Records for the task:
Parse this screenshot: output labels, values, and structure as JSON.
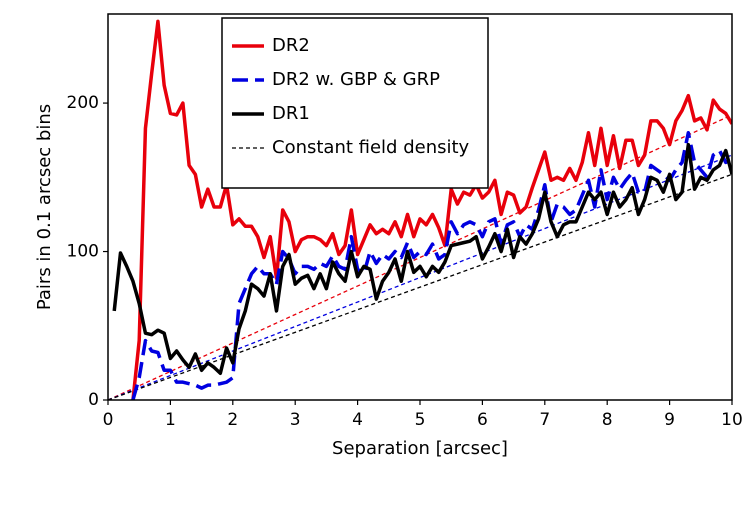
{
  "chart_data": {
    "type": "line",
    "xlabel": "Separation [arcsec]",
    "ylabel": "Pairs in 0.1 arcsec bins",
    "xlim": [
      0,
      10
    ],
    "ylim": [
      0,
      260
    ],
    "xticks": [
      0,
      1,
      2,
      3,
      4,
      5,
      6,
      7,
      8,
      9,
      10
    ],
    "yticks": [
      0,
      100,
      200
    ],
    "legend": "upper center",
    "x": [
      0.1,
      0.2,
      0.3,
      0.4,
      0.5,
      0.6,
      0.7,
      0.8,
      0.9,
      1.0,
      1.1,
      1.2,
      1.3,
      1.4,
      1.5,
      1.6,
      1.7,
      1.8,
      1.9,
      2.0,
      2.1,
      2.2,
      2.3,
      2.4,
      2.5,
      2.6,
      2.7,
      2.8,
      2.9,
      3.0,
      3.1,
      3.2,
      3.3,
      3.4,
      3.5,
      3.6,
      3.7,
      3.8,
      3.9,
      4.0,
      4.1,
      4.2,
      4.3,
      4.4,
      4.5,
      4.6,
      4.7,
      4.8,
      4.9,
      5.0,
      5.1,
      5.2,
      5.3,
      5.4,
      5.5,
      5.6,
      5.7,
      5.8,
      5.9,
      6.0,
      6.1,
      6.2,
      6.3,
      6.4,
      6.5,
      6.6,
      6.7,
      6.8,
      6.9,
      7.0,
      7.1,
      7.2,
      7.3,
      7.4,
      7.5,
      7.6,
      7.7,
      7.8,
      7.9,
      8.0,
      8.1,
      8.2,
      8.3,
      8.4,
      8.5,
      8.6,
      8.7,
      8.8,
      8.9,
      9.0,
      9.1,
      9.2,
      9.3,
      9.4,
      9.5,
      9.6,
      9.7,
      9.8,
      9.9,
      10.0
    ],
    "series": [
      {
        "name": "DR2",
        "color": "#e8000b",
        "dash": "solid",
        "values": [
          null,
          null,
          null,
          0,
          40,
          183,
          220,
          255,
          212,
          193,
          192,
          200,
          158,
          152,
          130,
          142,
          130,
          130,
          145,
          118,
          122,
          117,
          117,
          110,
          96,
          110,
          82,
          128,
          120,
          100,
          108,
          110,
          110,
          108,
          104,
          112,
          98,
          104,
          128,
          98,
          108,
          118,
          112,
          115,
          112,
          120,
          110,
          125,
          110,
          122,
          118,
          125,
          116,
          104,
          142,
          132,
          140,
          138,
          145,
          136,
          140,
          148,
          125,
          140,
          138,
          126,
          130,
          143,
          155,
          167,
          148,
          150,
          148,
          156,
          148,
          160,
          180,
          158,
          183,
          158,
          178,
          156,
          175,
          175,
          158,
          165,
          188,
          188,
          183,
          172,
          188,
          195,
          205,
          188,
          190,
          182,
          202,
          196,
          193,
          186
        ]
      },
      {
        "name": "DR2 w. GBP & GRP",
        "color": "#0000e0",
        "dash": "dashed",
        "values": [
          null,
          null,
          null,
          0,
          15,
          40,
          33,
          32,
          20,
          20,
          12,
          12,
          11,
          10,
          8,
          10,
          10,
          11,
          12,
          15,
          65,
          75,
          85,
          90,
          85,
          85,
          78,
          100,
          95,
          85,
          90,
          90,
          88,
          92,
          90,
          97,
          90,
          88,
          110,
          88,
          85,
          100,
          92,
          98,
          95,
          100,
          96,
          106,
          96,
          100,
          98,
          105,
          95,
          98,
          120,
          112,
          118,
          120,
          118,
          110,
          120,
          122,
          105,
          118,
          120,
          110,
          118,
          115,
          128,
          145,
          120,
          132,
          130,
          125,
          128,
          138,
          148,
          130,
          155,
          135,
          150,
          142,
          148,
          153,
          140,
          140,
          158,
          155,
          152,
          148,
          155,
          160,
          180,
          160,
          155,
          150,
          165,
          168,
          160,
          162
        ]
      },
      {
        "name": "DR1",
        "color": "#000000",
        "dash": "solid",
        "values": [
          60,
          99,
          90,
          80,
          65,
          45,
          44,
          47,
          45,
          28,
          33,
          27,
          22,
          31,
          20,
          25,
          22,
          18,
          35,
          25,
          48,
          60,
          78,
          75,
          70,
          85,
          60,
          90,
          98,
          78,
          82,
          84,
          75,
          85,
          75,
          93,
          85,
          80,
          100,
          83,
          90,
          88,
          68,
          80,
          86,
          95,
          80,
          100,
          86,
          90,
          83,
          90,
          86,
          93,
          104,
          105,
          106,
          107,
          110,
          95,
          103,
          112,
          100,
          115,
          96,
          110,
          105,
          112,
          122,
          140,
          120,
          110,
          118,
          120,
          120,
          130,
          140,
          135,
          140,
          125,
          140,
          130,
          135,
          143,
          125,
          135,
          150,
          148,
          140,
          152,
          135,
          140,
          172,
          142,
          150,
          148,
          155,
          158,
          168,
          152
        ]
      }
    ],
    "field_density": {
      "name": "Constant field density",
      "color": "#000000",
      "x": [
        0,
        10
      ],
      "lines": [
        {
          "color": "#e8000b",
          "values": [
            0,
            192
          ]
        },
        {
          "color": "#0000e0",
          "values": [
            0,
            165
          ]
        },
        {
          "color": "#000000",
          "values": [
            0,
            152
          ]
        }
      ]
    }
  }
}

What is being asked: State how many lines above include the word "arcsec", and nothing more.

Exercise solution: 2